QUESTIONS TO ANSWER.
A. Revise the passage in the FireShot article that begins with "Take full page" and ends with "a single package.", replacing "watermarks" with "text labels".
B. Continue the FireShot article from the point where it stops.

___ EXERCISE PASSAGE

Take full page screenshots of webpages and annotate them, with Fireshot for Firefox, Chrome, and IE

4
329

Do you ever need to take full length screenshots of a webpage – or for that matter, screenshots of the visible or selected areas? If so, then read on.
While you will find numerous applications that allow you to take screenshots, there are very few tools that let you annotate and edit directly, add watermarks, and even fewer that will directly convert them to PDF documents to allow convenient sharing.

FireShot for is a free tool for Firefox, Chrome, or IE that offers you these features within a single package.

FireShot is a user-friendly tool that lets you take screenshot of webpages and then save them as PNG image files or PDF documents. You can capture either the complete webpage, only the visible area of the page, or a particular region from the visible area. The tool comes primarily as a browser add-on for Mozilla Firefox but it can also be incorporated into Internet Explorer and Google Chrome.

FireShot feat screenshot

In Firefox, the add-on adds a new icon in the address bar. This icon can be clicked and you can select the appropriate option to save the image, edit it within FireShot or an external editor, print it, simply copy it to clipboard, save it as a PDF document, or upload it online. The options let you set a hotkey for its default action which can also be customized.

______
___ DATA FOR ANALYSIS

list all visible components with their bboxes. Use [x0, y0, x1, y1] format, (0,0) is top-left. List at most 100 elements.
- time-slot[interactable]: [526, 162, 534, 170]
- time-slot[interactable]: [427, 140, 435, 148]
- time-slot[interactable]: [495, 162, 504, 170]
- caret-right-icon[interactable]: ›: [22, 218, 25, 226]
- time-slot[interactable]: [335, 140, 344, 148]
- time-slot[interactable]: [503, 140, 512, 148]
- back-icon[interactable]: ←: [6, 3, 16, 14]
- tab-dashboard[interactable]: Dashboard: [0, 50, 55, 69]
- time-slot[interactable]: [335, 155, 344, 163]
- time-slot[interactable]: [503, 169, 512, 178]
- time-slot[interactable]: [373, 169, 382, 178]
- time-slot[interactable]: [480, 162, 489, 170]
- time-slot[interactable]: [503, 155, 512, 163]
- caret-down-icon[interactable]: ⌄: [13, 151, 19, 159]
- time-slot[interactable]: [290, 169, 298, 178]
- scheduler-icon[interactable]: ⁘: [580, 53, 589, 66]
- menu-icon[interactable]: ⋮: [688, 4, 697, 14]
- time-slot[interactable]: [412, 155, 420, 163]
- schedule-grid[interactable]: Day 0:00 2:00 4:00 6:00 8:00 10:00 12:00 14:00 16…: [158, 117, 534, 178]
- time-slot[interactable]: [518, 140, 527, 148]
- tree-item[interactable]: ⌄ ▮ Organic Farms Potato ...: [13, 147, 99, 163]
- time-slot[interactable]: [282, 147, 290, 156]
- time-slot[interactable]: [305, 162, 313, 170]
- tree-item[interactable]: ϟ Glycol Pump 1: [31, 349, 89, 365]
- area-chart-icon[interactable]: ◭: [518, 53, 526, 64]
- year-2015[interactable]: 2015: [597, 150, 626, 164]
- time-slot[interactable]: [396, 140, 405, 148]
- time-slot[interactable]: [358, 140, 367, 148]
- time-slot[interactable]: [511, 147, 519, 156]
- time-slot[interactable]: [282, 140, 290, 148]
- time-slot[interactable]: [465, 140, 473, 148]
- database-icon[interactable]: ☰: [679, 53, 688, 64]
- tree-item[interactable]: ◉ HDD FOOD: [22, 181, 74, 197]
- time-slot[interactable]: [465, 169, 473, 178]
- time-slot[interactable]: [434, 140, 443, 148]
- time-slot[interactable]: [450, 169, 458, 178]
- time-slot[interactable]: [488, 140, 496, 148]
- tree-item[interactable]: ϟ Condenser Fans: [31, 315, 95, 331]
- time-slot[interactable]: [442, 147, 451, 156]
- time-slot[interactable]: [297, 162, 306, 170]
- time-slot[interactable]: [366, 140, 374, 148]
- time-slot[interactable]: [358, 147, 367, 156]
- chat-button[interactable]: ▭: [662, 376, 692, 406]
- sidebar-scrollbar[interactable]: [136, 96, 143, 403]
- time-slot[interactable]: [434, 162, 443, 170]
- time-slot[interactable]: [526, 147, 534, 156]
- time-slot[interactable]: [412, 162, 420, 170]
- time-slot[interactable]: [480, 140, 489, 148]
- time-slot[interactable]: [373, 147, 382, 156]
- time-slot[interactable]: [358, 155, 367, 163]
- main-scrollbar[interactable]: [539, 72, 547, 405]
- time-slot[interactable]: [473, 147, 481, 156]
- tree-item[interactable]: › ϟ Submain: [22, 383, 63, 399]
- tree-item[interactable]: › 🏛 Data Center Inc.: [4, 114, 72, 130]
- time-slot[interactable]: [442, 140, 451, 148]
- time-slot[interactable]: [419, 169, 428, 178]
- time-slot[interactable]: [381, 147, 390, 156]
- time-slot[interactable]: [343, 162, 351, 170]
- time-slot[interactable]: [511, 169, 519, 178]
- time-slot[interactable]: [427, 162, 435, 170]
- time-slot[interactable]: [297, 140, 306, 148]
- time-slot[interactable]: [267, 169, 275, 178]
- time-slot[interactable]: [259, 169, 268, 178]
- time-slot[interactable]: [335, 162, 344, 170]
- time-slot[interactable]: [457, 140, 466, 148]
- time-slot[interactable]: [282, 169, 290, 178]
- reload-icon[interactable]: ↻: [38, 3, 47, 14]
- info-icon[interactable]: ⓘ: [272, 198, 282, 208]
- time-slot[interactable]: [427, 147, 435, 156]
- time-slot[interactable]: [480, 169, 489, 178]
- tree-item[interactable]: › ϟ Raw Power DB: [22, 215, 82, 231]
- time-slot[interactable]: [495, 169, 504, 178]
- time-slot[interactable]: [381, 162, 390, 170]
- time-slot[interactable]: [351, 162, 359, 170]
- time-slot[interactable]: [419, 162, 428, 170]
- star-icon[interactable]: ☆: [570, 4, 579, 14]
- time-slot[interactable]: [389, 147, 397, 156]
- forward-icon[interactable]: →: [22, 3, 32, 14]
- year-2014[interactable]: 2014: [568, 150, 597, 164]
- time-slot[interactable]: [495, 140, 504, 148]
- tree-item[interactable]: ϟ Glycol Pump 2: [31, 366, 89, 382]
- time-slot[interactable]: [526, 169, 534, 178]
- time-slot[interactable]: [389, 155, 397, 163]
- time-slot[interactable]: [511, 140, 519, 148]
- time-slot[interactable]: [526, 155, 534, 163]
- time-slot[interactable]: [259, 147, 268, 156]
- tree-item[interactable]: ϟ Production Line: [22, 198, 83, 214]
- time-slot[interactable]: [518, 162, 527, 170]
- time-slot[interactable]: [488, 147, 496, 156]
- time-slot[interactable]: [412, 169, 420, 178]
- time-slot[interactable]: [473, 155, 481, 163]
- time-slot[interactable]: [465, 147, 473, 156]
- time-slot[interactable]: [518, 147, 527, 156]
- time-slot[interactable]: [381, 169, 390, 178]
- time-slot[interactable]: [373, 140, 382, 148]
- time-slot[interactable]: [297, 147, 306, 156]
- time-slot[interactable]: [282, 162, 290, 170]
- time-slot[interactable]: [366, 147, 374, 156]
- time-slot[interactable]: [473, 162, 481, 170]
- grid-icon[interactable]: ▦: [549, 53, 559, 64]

______

ANSWERS PER TASK.
A.
Take full page screenshots of webpages and annotate them, with Fireshot for Firefox, Chrome, and IE

4
329

Do you ever need to take full length screenshots of a webpage – or for that matter, screenshots of the visible or selected areas? If so, then read on.
While you will find numerous applications that allow you to take screenshots, there are very few tools that let you annotate and edit directly, add text labels, and even fewer that will directly convert them to PDF documents to allow convenient sharing.

FireShot for is a free tool for Firefox, Chrome, or IE that offers you these features within a single package.

B.
But where this browser extension shines is in the editing and annotation capability that it provides, making Fireshot all you need to work with screenshots even after you take them. See the screenshot below for a taste of what the editor has to offer.

Fireshot-2

If you need a watermark added to your screenshot for whatever reason, you can set, to be added automatically to the screenshots you capture. Text watermarks and Bitmap image files are supported as watermarks.

FiireShot Screenshot - editing and annotation

In Summary:

FireShot is an excellent webpage screenshot tool that offers you a bunch of additional (and convenient) features, not least of which are the annotation and editing tools. It also works on multiple browsers, and generally does an excellent job. I like that you can specify your intent before taking the screenshot, telling it whether you want to edit, save, print, upload, or convert your image to PDF from the get go.

There is also offers a Pro version which provides more features such as unlimited undo actions, independent screen capture windows, customized uploads to FTP and HTTP servers, and multi-editor interface.